## GIVEN TASK
Look through the data below and return each line where "this" appears.
########################################
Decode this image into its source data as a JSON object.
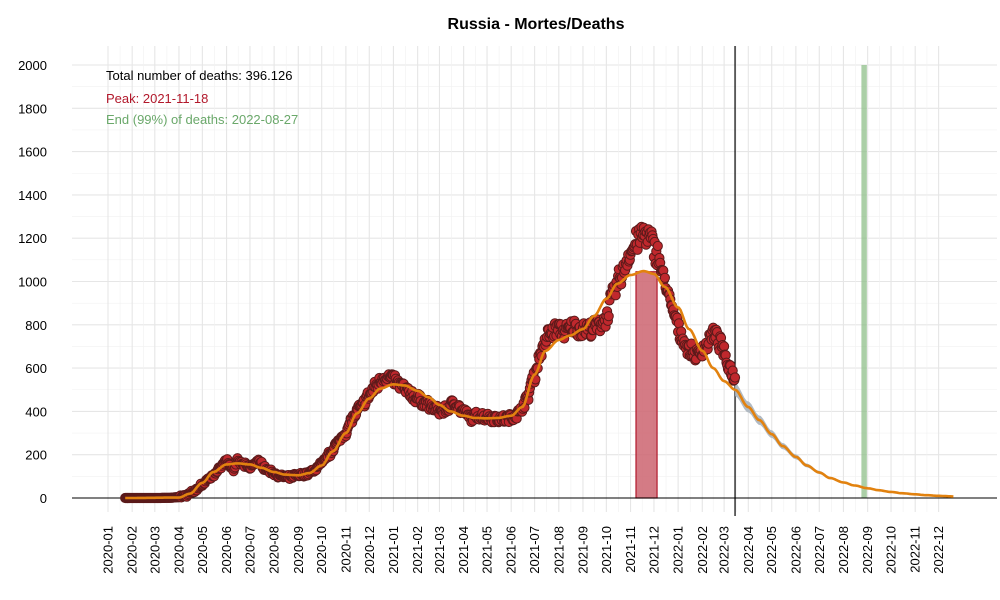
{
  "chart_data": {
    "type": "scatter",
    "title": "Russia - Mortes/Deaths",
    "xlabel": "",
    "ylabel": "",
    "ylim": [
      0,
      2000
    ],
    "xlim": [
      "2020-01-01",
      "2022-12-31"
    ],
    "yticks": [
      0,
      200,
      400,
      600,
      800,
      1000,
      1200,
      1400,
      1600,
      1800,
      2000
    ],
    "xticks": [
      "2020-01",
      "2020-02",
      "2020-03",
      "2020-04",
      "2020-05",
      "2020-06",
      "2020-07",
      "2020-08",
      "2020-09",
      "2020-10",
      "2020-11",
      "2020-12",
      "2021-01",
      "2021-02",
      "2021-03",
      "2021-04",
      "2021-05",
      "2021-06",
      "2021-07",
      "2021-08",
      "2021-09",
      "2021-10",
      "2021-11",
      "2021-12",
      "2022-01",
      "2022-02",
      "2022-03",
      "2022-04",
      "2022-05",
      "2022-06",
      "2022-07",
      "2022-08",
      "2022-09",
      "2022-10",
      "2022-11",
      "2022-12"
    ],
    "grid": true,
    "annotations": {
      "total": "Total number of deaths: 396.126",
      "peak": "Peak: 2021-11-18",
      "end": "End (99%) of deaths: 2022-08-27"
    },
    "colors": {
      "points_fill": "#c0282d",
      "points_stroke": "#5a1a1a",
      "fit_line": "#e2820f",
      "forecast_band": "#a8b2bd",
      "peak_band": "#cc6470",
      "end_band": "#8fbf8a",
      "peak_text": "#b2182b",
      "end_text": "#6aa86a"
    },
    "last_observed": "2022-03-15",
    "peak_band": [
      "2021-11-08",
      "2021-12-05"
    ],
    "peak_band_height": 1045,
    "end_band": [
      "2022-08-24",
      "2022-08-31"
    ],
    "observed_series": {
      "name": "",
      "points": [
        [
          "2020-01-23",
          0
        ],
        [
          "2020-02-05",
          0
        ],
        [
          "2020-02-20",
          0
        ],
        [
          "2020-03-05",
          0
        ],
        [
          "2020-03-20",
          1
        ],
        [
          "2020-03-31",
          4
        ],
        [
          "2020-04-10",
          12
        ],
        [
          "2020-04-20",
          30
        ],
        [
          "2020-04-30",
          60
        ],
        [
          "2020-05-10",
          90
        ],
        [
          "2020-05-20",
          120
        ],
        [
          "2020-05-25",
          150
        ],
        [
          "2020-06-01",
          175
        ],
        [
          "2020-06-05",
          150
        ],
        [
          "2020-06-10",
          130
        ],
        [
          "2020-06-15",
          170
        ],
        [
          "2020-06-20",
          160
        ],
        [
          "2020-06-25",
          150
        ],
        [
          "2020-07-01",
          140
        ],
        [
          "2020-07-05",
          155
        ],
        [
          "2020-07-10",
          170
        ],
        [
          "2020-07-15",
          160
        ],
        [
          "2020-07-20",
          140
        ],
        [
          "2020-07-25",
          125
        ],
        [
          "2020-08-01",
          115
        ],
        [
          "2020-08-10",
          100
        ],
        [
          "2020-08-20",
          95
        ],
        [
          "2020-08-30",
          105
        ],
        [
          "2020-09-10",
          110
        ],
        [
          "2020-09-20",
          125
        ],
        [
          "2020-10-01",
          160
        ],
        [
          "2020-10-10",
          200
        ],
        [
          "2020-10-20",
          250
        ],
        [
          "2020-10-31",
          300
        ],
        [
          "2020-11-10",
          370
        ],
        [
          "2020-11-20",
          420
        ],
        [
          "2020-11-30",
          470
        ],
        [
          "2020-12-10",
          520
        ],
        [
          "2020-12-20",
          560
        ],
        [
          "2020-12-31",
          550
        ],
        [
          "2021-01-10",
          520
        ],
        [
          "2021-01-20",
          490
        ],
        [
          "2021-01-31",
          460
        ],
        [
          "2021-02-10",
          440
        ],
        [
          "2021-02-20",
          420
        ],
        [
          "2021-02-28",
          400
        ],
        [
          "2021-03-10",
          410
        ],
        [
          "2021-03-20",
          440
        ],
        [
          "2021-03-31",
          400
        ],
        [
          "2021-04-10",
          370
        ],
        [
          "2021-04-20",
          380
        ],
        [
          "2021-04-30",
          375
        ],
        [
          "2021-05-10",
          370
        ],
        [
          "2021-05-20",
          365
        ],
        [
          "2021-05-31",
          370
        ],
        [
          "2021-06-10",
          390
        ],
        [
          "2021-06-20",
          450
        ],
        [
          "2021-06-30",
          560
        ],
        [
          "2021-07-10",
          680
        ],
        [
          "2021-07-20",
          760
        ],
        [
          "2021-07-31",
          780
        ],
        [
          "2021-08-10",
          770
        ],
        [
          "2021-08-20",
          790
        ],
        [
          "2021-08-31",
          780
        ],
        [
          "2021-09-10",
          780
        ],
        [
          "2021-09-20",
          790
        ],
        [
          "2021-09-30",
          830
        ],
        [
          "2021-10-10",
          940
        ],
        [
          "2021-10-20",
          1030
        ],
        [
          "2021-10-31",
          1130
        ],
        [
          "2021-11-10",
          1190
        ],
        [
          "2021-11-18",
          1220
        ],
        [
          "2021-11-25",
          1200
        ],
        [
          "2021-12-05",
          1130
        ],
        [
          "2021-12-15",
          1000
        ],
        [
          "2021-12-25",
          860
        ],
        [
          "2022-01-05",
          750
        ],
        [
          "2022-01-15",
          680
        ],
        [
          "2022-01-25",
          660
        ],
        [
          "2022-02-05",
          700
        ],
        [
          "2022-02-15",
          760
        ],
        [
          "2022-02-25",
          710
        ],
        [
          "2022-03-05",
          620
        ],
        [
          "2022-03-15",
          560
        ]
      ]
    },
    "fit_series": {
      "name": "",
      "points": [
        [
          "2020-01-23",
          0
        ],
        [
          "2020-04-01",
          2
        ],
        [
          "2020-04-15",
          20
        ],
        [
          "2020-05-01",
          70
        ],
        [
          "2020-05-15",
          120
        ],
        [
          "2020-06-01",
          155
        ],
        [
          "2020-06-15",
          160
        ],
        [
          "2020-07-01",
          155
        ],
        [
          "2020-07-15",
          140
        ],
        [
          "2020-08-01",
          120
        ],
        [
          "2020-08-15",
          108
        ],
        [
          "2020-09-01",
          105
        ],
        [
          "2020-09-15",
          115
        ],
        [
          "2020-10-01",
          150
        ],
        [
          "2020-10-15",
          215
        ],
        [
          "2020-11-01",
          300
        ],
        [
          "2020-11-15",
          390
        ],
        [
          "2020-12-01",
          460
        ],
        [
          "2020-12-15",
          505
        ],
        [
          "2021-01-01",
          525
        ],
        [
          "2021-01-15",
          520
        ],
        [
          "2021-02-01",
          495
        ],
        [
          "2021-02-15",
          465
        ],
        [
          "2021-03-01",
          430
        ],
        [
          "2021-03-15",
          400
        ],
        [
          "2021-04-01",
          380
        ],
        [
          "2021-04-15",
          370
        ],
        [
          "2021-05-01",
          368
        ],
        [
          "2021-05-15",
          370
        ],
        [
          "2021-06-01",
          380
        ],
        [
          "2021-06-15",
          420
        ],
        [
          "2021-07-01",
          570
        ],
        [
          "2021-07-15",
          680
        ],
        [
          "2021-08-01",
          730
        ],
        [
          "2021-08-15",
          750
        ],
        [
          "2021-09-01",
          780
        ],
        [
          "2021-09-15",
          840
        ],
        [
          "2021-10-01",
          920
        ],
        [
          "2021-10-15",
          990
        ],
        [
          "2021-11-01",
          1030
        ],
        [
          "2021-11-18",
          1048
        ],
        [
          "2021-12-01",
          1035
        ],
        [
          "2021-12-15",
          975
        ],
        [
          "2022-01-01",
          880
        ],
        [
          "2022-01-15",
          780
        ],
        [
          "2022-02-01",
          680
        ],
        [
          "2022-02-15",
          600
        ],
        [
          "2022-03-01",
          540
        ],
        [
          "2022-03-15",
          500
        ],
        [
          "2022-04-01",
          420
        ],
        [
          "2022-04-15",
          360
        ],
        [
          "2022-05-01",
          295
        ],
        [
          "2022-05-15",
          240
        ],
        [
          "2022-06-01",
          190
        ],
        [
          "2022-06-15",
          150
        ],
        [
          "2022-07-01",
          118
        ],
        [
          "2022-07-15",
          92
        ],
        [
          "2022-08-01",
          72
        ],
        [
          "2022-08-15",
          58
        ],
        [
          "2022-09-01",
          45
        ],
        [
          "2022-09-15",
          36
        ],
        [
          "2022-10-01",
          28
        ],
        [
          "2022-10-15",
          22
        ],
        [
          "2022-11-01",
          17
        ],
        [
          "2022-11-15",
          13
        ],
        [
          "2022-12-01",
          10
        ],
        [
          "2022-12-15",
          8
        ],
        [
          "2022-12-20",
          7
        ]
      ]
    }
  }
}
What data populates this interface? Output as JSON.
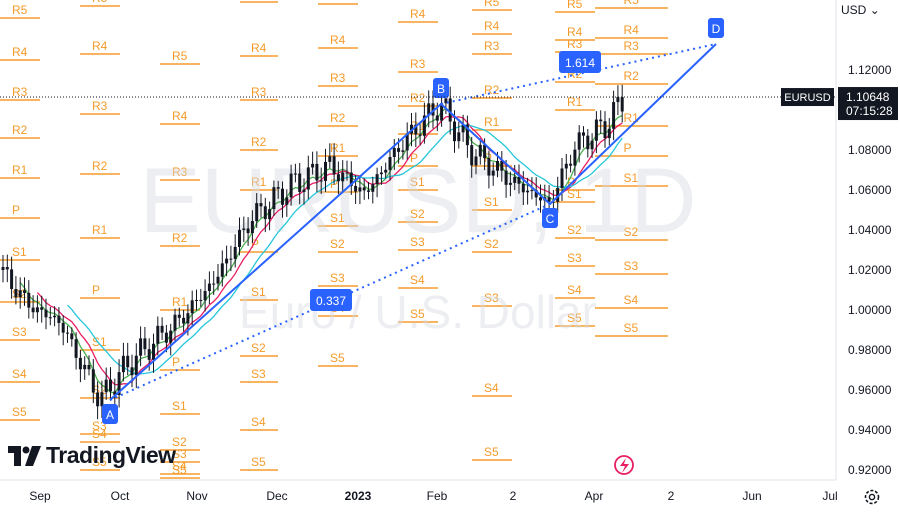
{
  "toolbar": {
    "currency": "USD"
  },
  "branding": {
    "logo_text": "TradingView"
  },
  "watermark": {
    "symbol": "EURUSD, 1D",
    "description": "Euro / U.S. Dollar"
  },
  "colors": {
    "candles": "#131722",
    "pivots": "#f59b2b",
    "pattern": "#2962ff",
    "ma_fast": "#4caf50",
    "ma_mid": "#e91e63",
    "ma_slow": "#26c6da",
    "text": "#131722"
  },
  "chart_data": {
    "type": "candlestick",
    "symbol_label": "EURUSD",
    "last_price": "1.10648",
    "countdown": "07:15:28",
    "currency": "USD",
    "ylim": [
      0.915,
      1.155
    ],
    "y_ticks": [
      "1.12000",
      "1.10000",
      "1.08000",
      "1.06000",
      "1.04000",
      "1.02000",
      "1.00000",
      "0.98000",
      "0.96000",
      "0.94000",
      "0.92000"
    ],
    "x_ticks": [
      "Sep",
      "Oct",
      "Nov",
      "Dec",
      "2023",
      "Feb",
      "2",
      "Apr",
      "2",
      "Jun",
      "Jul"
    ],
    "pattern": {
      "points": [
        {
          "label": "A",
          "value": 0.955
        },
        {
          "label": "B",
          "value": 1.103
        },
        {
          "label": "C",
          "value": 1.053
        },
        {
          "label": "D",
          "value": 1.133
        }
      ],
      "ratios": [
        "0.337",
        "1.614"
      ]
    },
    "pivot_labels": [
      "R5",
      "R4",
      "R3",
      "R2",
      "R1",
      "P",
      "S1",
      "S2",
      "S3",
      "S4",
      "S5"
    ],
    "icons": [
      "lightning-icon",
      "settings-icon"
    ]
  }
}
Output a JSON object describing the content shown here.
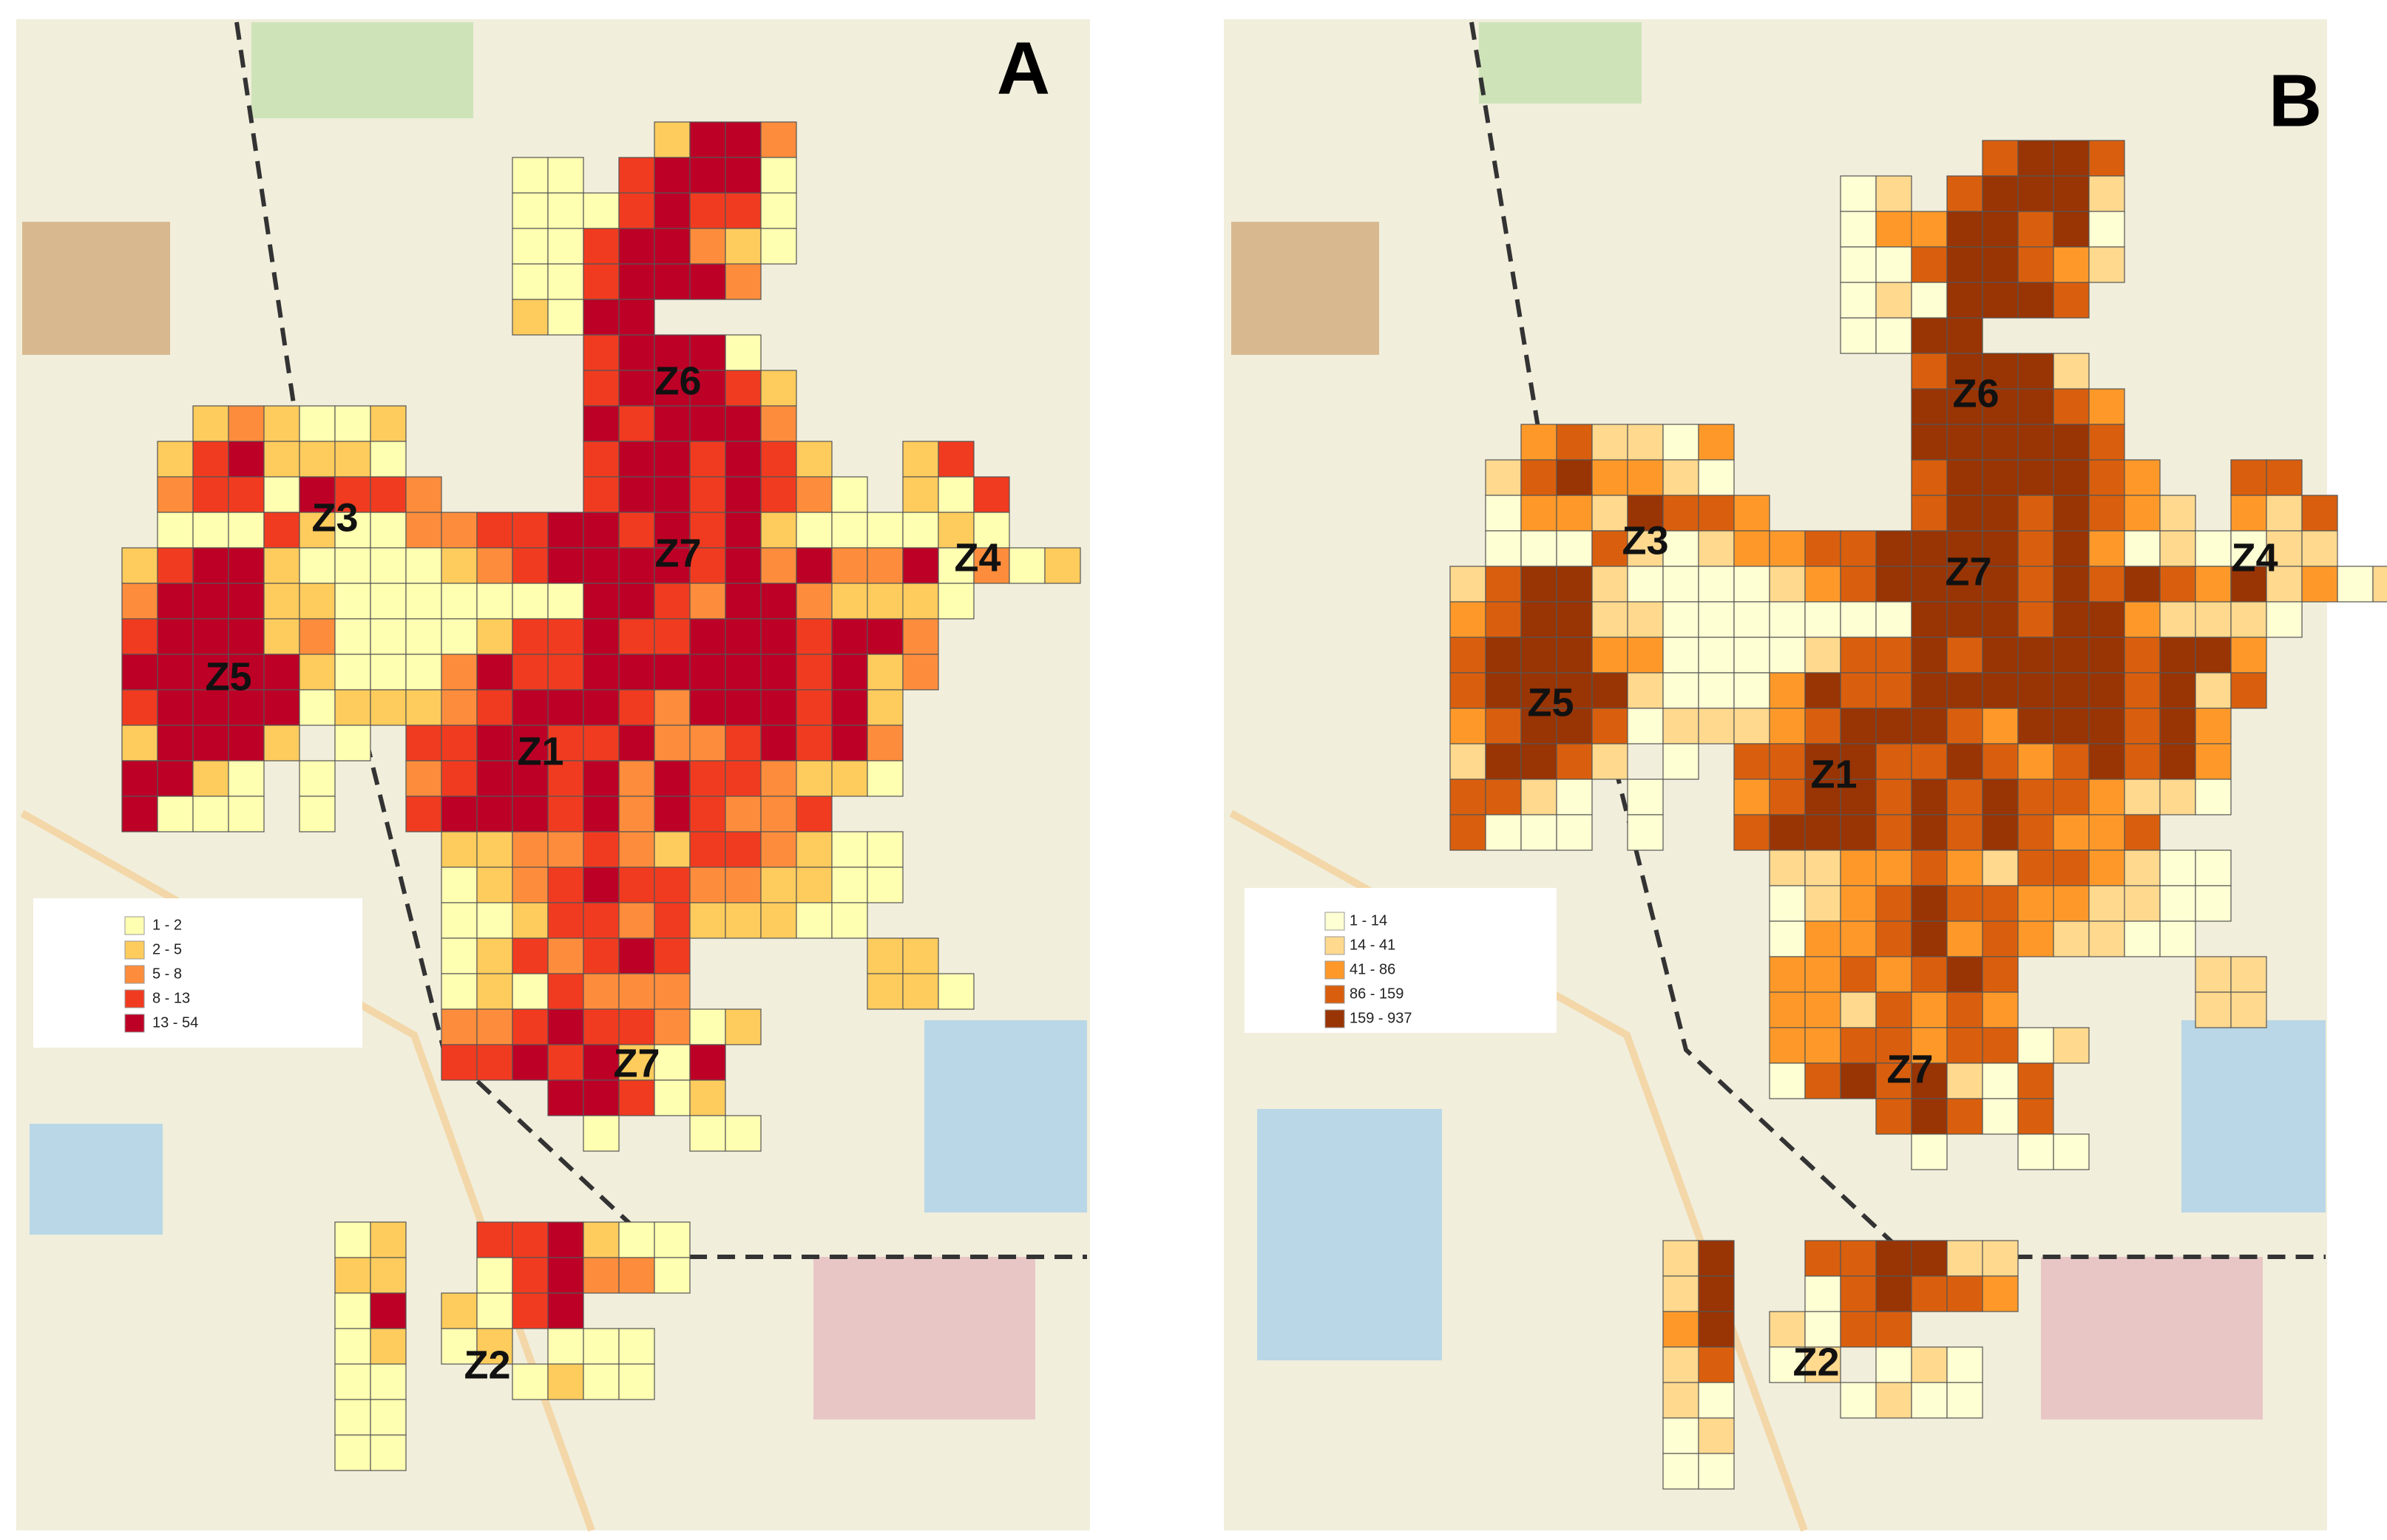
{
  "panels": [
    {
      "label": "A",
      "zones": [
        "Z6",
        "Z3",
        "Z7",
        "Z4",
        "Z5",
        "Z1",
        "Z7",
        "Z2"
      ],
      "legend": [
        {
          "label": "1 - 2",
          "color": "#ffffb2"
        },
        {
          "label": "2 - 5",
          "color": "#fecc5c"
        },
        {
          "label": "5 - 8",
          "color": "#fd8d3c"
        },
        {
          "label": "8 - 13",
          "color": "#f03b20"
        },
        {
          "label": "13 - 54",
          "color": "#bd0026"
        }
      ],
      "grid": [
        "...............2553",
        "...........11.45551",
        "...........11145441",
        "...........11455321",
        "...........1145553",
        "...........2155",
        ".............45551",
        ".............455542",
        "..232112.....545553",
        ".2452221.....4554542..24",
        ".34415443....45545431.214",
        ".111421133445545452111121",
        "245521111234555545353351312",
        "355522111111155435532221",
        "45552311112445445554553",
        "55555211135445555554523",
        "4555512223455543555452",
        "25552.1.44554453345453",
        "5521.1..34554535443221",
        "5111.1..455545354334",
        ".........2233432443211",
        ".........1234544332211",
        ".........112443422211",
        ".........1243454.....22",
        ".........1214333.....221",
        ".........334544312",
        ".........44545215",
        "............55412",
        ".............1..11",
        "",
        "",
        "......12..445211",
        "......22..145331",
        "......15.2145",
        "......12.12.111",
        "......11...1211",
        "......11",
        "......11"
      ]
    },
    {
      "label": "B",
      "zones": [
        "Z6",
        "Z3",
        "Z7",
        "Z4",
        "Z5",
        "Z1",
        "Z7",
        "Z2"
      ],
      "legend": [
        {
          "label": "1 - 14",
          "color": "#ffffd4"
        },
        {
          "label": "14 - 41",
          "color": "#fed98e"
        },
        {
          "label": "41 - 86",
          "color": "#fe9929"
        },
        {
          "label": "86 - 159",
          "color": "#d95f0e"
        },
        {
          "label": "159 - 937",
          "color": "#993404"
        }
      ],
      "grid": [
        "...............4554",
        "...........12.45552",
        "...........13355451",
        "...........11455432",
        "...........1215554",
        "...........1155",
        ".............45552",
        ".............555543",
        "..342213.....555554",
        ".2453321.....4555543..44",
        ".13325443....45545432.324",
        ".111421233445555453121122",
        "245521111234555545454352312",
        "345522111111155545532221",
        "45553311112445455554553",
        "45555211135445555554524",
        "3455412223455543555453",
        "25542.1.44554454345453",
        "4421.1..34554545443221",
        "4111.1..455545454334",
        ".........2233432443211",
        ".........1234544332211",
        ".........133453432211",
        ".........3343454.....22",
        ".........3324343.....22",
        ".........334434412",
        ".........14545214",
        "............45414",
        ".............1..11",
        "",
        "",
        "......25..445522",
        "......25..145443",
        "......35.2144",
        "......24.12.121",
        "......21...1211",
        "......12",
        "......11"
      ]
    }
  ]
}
########################################
## EXERCISE RESPONSE
Decode this image into its source data as a JSON object.
What data populates this interface? Output as JSON.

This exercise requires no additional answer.